> _What to produce_:
Only the lines from the one containing "Transcribe this image's" through the end of the entries should be repeated, exactly as they appear, first and last included.
===== Given records =====
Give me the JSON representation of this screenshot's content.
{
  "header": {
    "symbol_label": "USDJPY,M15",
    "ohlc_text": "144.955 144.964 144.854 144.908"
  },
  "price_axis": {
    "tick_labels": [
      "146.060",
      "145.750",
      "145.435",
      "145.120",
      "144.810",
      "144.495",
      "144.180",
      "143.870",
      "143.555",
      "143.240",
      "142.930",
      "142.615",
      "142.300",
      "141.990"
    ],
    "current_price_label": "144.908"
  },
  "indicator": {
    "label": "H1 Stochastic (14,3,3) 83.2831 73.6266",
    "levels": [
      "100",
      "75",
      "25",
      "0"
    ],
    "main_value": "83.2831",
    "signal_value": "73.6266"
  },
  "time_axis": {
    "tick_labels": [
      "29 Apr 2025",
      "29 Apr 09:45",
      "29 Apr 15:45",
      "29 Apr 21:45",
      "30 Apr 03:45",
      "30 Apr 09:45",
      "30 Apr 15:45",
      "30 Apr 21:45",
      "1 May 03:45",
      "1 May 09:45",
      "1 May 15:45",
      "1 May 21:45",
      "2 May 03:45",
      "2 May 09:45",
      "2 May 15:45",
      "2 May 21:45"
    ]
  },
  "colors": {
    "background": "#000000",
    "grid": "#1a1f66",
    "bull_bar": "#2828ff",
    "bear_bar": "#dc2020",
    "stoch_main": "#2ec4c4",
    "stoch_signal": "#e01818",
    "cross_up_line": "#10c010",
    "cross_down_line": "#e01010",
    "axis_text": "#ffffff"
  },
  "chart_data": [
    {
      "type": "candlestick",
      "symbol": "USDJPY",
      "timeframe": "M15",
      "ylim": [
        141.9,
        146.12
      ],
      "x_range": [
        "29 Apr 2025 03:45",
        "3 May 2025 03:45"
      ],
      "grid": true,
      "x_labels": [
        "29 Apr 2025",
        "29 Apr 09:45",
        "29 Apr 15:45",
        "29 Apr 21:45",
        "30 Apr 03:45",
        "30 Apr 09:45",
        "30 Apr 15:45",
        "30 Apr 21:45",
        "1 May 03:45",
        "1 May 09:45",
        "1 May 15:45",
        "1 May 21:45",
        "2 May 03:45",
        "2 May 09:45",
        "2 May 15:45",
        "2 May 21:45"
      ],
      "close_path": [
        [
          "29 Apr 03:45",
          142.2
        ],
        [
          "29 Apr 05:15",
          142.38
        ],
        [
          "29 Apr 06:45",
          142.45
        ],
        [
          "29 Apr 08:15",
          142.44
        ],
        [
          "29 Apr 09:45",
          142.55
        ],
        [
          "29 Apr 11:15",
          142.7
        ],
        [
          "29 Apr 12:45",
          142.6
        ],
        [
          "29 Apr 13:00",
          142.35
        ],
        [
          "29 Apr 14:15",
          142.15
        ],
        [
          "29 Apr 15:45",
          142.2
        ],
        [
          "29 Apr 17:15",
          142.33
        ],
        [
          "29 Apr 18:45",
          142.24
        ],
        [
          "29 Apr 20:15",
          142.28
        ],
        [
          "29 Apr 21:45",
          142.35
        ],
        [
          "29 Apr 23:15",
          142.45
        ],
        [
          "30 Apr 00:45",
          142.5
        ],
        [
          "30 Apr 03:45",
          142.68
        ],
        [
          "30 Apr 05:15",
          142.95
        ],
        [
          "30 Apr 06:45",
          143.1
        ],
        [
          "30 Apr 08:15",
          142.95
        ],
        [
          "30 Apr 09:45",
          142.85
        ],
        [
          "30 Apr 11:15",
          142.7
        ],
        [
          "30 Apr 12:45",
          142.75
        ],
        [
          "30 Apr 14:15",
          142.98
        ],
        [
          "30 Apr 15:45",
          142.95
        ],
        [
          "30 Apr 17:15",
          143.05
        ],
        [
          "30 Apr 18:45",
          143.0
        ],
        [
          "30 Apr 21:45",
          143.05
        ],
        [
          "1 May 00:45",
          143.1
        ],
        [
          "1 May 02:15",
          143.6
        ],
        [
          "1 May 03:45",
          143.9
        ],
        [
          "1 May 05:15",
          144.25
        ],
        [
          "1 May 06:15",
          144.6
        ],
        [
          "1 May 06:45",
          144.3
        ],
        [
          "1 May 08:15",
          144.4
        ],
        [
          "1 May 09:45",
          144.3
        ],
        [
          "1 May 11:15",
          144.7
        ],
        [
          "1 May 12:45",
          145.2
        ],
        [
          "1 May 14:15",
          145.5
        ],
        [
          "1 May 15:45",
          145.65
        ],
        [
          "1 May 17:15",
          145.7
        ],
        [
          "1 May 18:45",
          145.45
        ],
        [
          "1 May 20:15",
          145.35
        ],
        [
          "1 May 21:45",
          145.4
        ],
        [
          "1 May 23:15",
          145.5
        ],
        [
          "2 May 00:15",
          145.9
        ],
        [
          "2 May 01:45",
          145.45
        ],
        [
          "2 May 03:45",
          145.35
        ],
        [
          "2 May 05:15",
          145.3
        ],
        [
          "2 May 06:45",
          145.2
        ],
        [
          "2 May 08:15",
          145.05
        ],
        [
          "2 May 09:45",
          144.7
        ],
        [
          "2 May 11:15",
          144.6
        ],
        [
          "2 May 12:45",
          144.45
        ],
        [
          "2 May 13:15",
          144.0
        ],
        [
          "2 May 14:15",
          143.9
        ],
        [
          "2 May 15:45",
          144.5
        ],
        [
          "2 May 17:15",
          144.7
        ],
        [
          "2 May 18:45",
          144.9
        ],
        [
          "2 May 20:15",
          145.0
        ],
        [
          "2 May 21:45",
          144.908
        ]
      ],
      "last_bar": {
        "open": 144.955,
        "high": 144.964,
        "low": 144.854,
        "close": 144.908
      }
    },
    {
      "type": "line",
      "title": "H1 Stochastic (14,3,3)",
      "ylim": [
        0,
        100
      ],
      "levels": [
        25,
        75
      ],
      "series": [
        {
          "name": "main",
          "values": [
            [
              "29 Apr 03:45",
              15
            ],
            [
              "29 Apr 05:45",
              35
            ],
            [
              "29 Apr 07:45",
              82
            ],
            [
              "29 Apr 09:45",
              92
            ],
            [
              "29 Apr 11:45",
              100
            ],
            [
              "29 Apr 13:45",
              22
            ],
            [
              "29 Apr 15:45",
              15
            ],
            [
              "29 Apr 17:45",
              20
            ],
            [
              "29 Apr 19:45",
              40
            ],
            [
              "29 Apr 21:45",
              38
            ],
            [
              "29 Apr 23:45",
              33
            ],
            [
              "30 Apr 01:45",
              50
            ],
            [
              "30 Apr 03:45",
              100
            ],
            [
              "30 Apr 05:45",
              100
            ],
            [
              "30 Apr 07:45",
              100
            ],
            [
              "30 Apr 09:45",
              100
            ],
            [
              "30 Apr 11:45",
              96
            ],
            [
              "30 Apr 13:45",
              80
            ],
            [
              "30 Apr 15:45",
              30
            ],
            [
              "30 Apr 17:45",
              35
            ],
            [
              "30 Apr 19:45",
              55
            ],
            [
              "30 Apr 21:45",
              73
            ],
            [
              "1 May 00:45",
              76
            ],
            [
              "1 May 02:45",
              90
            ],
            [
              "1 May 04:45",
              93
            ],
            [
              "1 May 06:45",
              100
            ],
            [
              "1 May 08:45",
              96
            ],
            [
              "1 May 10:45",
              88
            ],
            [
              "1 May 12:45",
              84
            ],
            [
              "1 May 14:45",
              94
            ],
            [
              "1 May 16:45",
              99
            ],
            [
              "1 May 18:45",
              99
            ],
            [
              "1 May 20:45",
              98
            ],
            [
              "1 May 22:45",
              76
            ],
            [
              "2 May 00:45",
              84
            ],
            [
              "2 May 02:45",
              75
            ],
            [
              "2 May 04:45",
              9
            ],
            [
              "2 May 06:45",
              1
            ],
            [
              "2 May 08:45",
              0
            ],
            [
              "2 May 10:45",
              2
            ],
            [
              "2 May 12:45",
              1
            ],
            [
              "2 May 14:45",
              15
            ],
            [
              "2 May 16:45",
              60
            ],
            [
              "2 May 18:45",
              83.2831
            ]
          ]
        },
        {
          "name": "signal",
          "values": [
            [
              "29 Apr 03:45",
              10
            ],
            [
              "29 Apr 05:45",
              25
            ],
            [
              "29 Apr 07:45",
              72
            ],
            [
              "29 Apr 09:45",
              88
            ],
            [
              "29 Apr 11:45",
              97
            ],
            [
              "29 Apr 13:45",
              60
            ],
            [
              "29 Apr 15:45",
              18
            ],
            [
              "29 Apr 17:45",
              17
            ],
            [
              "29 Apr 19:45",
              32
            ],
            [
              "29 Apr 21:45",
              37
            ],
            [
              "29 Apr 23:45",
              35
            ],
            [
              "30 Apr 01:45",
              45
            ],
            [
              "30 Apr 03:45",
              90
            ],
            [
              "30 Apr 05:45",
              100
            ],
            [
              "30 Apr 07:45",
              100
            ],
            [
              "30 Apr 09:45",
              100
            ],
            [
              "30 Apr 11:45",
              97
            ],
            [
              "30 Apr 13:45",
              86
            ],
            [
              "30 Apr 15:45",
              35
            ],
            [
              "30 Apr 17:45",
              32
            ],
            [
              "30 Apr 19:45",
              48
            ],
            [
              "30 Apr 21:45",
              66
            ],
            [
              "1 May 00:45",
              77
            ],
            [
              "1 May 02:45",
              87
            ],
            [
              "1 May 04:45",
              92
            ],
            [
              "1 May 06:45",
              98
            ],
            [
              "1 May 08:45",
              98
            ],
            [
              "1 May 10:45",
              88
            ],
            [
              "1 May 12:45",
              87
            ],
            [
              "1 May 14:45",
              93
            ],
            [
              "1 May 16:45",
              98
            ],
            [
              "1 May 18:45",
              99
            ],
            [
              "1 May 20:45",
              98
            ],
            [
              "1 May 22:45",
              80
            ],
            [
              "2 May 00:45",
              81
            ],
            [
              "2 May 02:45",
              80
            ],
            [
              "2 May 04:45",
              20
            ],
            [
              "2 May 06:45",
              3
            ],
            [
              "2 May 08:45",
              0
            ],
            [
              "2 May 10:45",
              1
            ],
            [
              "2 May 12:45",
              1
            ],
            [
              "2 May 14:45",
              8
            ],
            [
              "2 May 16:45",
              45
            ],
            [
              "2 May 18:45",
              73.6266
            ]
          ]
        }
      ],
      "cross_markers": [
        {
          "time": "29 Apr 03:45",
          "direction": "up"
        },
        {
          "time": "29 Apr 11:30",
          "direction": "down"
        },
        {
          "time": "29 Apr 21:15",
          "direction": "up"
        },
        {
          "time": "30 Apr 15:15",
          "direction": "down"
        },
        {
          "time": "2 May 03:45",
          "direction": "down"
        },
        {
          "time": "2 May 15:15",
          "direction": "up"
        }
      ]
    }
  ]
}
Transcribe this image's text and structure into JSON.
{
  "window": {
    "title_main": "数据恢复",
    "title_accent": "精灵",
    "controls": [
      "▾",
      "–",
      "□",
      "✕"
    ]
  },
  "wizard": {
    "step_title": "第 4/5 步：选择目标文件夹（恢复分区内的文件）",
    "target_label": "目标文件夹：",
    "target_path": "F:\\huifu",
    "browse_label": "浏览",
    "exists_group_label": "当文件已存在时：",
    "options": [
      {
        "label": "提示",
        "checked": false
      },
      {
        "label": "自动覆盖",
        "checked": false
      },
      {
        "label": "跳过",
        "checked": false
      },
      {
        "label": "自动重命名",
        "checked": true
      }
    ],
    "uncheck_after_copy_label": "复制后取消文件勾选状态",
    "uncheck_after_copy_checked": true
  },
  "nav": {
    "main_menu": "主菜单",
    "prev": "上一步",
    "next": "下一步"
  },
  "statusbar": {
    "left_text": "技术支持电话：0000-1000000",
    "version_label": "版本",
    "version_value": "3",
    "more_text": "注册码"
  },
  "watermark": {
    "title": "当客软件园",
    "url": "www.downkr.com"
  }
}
=====
> _Task output_:
Transcribe this image's text and structure into JSON.
{
  "window": {
    "title_main": "数据恢复",
    "title_accent": "精灵",
    "controls": [
      "▾",
      "–",
      "□",
      "✕"
    ]
  },
  "wizard": {
    "step_title": "第 4/5 步：选择目标文件夹（恢复分区内的文件）",
    "target_label": "目标文件夹：",
    "target_path": "F:\\huifu",
    "browse_label": "浏览",
    "exists_group_label": "当文件已存在时：",
    "options": [
      {
        "label": "提示",
        "checked": false
      },
      {
        "label": "自动覆盖",
        "checked": false
      },
      {
        "label": "跳过",
        "checked": false
      },
      {
        "label": "自动重命名",
        "checked": true
      }
    ],
    "uncheck_after_copy_label": "复制后取消文件勾选状态",
    "uncheck_after_copy_checked": true
  },
  "nav": {
    "main_menu": "主菜单",
    "prev": "上一步",
    "next": "下一步"
  },
  "statusbar": {
    "left_text": "技术支持电话：0000-1000000",
    "version_label": "版本",
    "version_value": "3",
    "more_text": "注册码"
  },
  "watermark": {
    "title": "当客软件园",
    "url": "www.downkr.com"
  }
}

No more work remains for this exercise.